* **Task goal**: Find every line containing the word "image" and report the count, nothing more.

* **Material for the task**:
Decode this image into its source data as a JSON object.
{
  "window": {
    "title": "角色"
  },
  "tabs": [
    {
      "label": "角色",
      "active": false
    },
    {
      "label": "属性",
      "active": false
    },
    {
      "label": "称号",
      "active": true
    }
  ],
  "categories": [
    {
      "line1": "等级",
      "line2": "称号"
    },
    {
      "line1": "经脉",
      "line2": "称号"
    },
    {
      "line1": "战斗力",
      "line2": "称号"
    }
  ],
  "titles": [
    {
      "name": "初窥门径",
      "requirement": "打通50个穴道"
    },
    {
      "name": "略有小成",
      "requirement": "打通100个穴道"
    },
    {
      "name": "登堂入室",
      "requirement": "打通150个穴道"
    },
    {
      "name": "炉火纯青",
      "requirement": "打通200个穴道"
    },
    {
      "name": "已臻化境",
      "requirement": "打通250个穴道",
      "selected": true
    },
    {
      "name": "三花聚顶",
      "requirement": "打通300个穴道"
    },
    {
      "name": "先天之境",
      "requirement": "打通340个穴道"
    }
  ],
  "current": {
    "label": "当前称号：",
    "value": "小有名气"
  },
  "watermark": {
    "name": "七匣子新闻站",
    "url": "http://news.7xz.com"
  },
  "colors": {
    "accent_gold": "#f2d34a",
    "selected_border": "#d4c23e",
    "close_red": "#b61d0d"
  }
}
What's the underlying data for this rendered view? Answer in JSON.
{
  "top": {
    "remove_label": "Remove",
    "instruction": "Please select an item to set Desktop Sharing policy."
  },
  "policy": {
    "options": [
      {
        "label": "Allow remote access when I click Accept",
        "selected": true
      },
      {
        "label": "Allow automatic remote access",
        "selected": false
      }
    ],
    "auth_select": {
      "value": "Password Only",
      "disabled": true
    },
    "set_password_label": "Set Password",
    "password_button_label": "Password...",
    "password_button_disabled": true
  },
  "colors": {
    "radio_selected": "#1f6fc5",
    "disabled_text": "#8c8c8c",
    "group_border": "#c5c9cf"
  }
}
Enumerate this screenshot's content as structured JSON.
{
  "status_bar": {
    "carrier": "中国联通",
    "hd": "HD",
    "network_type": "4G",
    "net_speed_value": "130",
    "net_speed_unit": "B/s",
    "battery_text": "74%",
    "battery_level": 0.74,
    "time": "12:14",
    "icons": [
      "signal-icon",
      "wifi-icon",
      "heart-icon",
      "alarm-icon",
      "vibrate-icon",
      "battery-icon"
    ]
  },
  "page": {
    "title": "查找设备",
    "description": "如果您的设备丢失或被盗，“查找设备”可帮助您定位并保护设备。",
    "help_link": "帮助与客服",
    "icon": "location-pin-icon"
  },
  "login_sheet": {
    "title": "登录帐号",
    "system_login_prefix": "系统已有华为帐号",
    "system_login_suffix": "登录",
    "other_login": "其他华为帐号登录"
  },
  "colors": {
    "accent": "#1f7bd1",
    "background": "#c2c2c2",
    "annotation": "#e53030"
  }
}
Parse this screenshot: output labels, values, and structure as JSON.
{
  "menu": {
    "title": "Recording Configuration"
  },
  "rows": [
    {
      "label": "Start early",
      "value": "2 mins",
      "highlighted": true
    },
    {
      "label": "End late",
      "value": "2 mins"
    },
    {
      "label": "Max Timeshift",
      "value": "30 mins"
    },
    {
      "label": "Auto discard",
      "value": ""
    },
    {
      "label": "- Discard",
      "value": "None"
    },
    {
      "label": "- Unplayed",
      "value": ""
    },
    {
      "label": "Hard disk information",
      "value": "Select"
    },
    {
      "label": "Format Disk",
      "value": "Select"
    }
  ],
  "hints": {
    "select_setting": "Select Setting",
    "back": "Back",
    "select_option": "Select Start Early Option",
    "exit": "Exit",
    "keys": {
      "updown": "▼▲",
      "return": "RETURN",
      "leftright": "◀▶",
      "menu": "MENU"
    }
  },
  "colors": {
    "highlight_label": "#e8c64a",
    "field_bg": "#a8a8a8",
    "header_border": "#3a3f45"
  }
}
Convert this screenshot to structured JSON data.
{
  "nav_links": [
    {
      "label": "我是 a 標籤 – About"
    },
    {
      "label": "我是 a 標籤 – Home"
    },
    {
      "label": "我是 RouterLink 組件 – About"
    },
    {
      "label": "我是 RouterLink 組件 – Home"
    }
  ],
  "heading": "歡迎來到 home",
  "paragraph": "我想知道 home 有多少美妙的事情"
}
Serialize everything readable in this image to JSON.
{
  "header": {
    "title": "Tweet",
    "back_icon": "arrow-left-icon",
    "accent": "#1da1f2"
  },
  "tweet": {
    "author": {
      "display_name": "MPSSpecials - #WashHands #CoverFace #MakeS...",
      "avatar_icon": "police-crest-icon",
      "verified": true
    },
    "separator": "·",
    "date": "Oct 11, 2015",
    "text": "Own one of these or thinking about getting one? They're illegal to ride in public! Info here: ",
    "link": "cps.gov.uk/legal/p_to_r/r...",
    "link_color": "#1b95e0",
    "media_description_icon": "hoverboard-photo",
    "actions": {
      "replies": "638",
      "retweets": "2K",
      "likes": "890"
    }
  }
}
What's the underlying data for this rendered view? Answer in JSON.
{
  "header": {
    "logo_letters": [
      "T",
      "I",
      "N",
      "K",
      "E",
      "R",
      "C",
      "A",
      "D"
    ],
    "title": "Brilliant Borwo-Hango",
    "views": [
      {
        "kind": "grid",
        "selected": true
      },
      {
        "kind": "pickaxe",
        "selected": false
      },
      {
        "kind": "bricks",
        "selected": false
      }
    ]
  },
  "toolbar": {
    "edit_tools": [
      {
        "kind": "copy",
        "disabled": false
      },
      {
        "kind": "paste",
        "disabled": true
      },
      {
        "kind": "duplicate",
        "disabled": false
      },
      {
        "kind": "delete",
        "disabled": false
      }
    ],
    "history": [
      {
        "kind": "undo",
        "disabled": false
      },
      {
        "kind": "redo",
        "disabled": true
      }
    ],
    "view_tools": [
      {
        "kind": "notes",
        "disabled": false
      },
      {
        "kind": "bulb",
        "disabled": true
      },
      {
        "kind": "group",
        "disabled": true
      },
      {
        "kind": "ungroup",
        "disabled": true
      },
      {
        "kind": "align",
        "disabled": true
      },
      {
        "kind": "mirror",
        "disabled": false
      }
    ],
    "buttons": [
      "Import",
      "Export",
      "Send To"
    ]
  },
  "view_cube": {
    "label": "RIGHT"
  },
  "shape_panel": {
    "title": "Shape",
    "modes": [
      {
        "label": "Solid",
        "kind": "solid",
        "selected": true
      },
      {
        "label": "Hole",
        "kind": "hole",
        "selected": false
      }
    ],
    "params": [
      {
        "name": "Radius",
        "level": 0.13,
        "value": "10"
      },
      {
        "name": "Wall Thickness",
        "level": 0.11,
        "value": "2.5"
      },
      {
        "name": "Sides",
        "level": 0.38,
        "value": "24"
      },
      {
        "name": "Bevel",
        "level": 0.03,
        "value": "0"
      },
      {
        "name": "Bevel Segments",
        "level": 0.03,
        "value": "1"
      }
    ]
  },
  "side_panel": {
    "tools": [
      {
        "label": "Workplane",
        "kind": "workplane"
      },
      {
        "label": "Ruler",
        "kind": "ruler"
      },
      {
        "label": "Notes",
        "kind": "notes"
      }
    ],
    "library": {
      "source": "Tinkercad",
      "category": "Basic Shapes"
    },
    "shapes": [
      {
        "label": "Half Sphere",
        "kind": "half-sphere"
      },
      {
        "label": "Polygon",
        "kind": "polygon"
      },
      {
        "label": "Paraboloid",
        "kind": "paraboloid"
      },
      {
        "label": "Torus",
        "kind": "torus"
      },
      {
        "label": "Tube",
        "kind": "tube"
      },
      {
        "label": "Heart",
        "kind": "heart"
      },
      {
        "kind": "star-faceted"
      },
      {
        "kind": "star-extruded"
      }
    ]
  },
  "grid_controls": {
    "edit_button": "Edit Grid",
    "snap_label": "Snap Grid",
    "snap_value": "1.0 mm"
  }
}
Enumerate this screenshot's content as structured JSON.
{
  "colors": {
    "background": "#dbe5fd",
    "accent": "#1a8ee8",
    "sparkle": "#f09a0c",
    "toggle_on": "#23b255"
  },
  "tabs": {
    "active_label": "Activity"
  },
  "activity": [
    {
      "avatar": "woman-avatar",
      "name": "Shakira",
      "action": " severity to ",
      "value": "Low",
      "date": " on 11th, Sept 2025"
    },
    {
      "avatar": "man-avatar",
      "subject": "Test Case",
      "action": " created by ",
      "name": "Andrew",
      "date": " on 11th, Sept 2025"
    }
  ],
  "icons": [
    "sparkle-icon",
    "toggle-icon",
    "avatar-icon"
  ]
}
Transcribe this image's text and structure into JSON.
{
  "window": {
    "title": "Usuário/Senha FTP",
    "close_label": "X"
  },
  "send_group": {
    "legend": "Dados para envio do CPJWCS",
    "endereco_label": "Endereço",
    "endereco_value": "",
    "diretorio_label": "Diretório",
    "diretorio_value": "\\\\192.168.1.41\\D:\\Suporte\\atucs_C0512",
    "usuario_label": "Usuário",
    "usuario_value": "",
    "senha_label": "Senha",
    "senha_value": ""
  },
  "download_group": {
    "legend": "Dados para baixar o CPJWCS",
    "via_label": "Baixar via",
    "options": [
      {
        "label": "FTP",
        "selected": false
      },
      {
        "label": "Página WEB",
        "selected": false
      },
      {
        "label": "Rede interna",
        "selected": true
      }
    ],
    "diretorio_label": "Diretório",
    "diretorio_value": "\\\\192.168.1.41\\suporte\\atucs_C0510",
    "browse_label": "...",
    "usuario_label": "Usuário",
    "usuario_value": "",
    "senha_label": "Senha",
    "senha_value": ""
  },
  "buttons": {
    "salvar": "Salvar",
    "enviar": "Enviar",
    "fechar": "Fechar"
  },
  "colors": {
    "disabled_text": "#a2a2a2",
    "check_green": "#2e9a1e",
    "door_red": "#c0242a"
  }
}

* **Result of the task**: 3